____ Exercise data

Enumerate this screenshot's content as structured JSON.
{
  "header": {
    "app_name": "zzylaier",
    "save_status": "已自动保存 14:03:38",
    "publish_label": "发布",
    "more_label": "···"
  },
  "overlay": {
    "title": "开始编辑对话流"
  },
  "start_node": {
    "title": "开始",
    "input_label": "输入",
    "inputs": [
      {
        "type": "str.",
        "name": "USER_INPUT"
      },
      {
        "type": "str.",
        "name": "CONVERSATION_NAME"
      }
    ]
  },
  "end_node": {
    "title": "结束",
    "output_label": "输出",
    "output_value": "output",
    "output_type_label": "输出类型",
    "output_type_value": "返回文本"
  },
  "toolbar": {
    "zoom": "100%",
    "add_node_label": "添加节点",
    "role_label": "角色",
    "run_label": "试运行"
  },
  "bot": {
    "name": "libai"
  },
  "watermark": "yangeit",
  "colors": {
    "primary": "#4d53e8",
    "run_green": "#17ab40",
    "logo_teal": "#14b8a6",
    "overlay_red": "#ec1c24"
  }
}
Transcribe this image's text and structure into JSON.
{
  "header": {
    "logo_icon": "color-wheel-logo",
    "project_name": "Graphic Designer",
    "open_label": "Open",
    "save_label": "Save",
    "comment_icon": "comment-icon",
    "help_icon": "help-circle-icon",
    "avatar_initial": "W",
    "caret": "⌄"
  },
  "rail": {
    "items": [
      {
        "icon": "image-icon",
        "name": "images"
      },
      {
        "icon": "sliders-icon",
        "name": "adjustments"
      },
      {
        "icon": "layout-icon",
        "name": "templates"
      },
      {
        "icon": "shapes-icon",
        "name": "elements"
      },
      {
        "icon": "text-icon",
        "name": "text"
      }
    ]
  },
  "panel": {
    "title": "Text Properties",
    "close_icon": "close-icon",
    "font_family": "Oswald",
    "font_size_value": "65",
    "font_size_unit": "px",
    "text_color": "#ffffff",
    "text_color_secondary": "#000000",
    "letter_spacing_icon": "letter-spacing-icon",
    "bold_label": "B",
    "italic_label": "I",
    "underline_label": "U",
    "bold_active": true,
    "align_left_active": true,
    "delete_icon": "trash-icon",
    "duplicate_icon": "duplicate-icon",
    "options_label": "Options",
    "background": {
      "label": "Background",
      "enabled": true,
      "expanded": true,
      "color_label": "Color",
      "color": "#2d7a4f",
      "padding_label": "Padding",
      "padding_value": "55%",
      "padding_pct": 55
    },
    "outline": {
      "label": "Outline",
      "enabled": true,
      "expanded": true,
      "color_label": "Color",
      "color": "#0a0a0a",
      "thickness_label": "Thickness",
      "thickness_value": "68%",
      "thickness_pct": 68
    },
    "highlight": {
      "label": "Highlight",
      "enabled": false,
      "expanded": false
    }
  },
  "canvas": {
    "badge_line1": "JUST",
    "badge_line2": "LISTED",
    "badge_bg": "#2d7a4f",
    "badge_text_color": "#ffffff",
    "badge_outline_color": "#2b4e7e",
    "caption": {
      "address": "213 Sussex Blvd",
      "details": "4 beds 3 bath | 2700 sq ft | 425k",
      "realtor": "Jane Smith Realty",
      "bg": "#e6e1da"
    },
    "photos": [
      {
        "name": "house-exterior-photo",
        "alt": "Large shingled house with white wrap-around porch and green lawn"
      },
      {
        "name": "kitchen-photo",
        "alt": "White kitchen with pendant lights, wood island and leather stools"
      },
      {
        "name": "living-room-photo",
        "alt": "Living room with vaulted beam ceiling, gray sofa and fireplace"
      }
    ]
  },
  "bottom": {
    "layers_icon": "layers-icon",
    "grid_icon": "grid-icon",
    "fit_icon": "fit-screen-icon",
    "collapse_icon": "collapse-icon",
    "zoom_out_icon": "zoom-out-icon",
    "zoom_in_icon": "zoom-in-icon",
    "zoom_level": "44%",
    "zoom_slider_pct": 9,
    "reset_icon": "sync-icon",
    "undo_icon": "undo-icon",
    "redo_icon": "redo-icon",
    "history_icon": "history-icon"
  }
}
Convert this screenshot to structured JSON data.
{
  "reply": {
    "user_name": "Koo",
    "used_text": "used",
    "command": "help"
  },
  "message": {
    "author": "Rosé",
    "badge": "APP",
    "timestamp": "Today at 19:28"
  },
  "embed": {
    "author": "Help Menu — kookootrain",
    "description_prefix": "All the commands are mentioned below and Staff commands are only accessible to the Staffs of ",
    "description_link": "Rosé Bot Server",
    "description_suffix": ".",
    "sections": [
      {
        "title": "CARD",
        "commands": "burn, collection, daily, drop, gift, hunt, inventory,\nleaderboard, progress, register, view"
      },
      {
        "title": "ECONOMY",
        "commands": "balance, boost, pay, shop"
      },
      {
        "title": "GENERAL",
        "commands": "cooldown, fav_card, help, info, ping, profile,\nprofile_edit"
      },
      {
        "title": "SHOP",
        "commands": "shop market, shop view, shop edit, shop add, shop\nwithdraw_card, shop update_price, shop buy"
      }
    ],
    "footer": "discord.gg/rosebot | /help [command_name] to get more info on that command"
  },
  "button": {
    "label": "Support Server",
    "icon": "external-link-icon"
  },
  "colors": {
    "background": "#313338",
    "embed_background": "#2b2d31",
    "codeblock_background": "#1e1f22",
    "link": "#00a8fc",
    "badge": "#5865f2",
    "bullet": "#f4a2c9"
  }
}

________

Problem requirements
Transcribe every record above exactly as it appears.

Solution
Enumerate this screenshot's content as structured JSON.
{
  "header": {
    "app_name": "zzylaier",
    "save_status": "已自动保存 14:03:38",
    "publish_label": "发布",
    "more_label": "···"
  },
  "overlay": {
    "title": "开始编辑对话流"
  },
  "start_node": {
    "title": "开始",
    "input_label": "输入",
    "inputs": [
      {
        "type": "str.",
        "name": "USER_INPUT"
      },
      {
        "type": "str.",
        "name": "CONVERSATION_NAME"
      }
    ]
  },
  "end_node": {
    "title": "结束",
    "output_label": "输出",
    "output_value": "output",
    "output_type_label": "输出类型",
    "output_type_value": "返回文本"
  },
  "toolbar": {
    "zoom": "100%",
    "add_node_label": "添加节点",
    "role_label": "角色",
    "run_label": "试运行"
  },
  "bot": {
    "name": "libai"
  },
  "watermark": "yangeit",
  "colors": {
    "primary": "#4d53e8",
    "run_green": "#17ab40",
    "logo_teal": "#14b8a6",
    "overlay_red": "#ec1c24"
  }
}
Transcribe this image's text and structure into JSON.
{
  "header": {
    "logo_icon": "color-wheel-logo",
    "project_name": "Graphic Designer",
    "open_label": "Open",
    "save_label": "Save",
    "comment_icon": "comment-icon",
    "help_icon": "help-circle-icon",
    "avatar_initial": "W",
    "caret": "⌄"
  },
  "rail": {
    "items": [
      {
        "icon": "image-icon",
        "name": "images"
      },
      {
        "icon": "sliders-icon",
        "name": "adjustments"
      },
      {
        "icon": "layout-icon",
        "name": "templates"
      },
      {
        "icon": "shapes-icon",
        "name": "elements"
      },
      {
        "icon": "text-icon",
        "name": "text"
      }
    ]
  },
  "panel": {
    "title": "Text Properties",
    "close_icon": "close-icon",
    "font_family": "Oswald",
    "font_size_value": "65",
    "font_size_unit": "px",
    "text_color": "#ffffff",
    "text_color_secondary": "#000000",
    "letter_spacing_icon": "letter-spacing-icon",
    "bold_label": "B",
    "italic_label": "I",
    "underline_label": "U",
    "bold_active": true,
    "align_left_active": true,
    "delete_icon": "trash-icon",
    "duplicate_icon": "duplicate-icon",
    "options_label": "Options",
    "background": {
      "label": "Background",
      "enabled": true,
      "expanded": true,
      "color_label": "Color",
      "color": "#2d7a4f",
      "padding_label": "Padding",
      "padding_value": "55%",
      "padding_pct": 55
    },
    "outline": {
      "label": "Outline",
      "enabled": true,
      "expanded": true,
      "color_label": "Color",
      "color": "#0a0a0a",
      "thickness_label": "Thickness",
      "thickness_value": "68%",
      "thickness_pct": 68
    },
    "highlight": {
      "label": "Highlight",
      "enabled": false,
      "expanded": false
    }
  },
  "canvas": {
    "badge_line1": "JUST",
    "badge_line2": "LISTED",
    "badge_bg": "#2d7a4f",
    "badge_text_color": "#ffffff",
    "badge_outline_color": "#2b4e7e",
    "caption": {
      "address": "213 Sussex Blvd",
      "details": "4 beds 3 bath | 2700 sq ft | 425k",
      "realtor": "Jane Smith Realty",
      "bg": "#e6e1da"
    },
    "photos": [
      {
        "name": "house-exterior-photo",
        "alt": "Large shingled house with white wrap-around porch and green lawn"
      },
      {
        "name": "kitchen-photo",
        "alt": "White kitchen with pendant lights, wood island and leather stools"
      },
      {
        "name": "living-room-photo",
        "alt": "Living room with vaulted beam ceiling, gray sofa and fireplace"
      }
    ]
  },
  "bottom": {
    "layers_icon": "layers-icon",
    "grid_icon": "grid-icon",
    "fit_icon": "fit-screen-icon",
    "collapse_icon": "collapse-icon",
    "zoom_out_icon": "zoom-out-icon",
    "zoom_in_icon": "zoom-in-icon",
    "zoom_level": "44%",
    "zoom_slider_pct": 9,
    "reset_icon": "sync-icon",
    "undo_icon": "undo-icon",
    "redo_icon": "redo-icon",
    "history_icon": "history-icon"
  }
}
Convert this screenshot to structured JSON data.
{
  "reply": {
    "user_name": "Koo",
    "used_text": "used",
    "command": "help"
  },
  "message": {
    "author": "Rosé",
    "badge": "APP",
    "timestamp": "Today at 19:28"
  },
  "embed": {
    "author": "Help Menu — kookootrain",
    "description_prefix": "All the commands are mentioned below and Staff commands are only accessible to the Staffs of ",
    "description_link": "Rosé Bot Server",
    "description_suffix": ".",
    "sections": [
      {
        "title": "CARD",
        "commands": "burn, collection, daily, drop, gift, hunt, inventory,\nleaderboard, progress, register, view"
      },
      {
        "title": "ECONOMY",
        "commands": "balance, boost, pay, shop"
      },
      {
        "title": "GENERAL",
        "commands": "cooldown, fav_card, help, info, ping, profile,\nprofile_edit"
      },
      {
        "title": "SHOP",
        "commands": "shop market, shop view, shop edit, shop add, shop\nwithdraw_card, shop update_price, shop buy"
      }
    ],
    "footer": "discord.gg/rosebot | /help [command_name] to get more info on that command"
  },
  "button": {
    "label": "Support Server",
    "icon": "external-link-icon"
  },
  "colors": {
    "background": "#313338",
    "embed_background": "#2b2d31",
    "codeblock_background": "#1e1f22",
    "link": "#00a8fc",
    "badge": "#5865f2",
    "bullet": "#f4a2c9"
  }
}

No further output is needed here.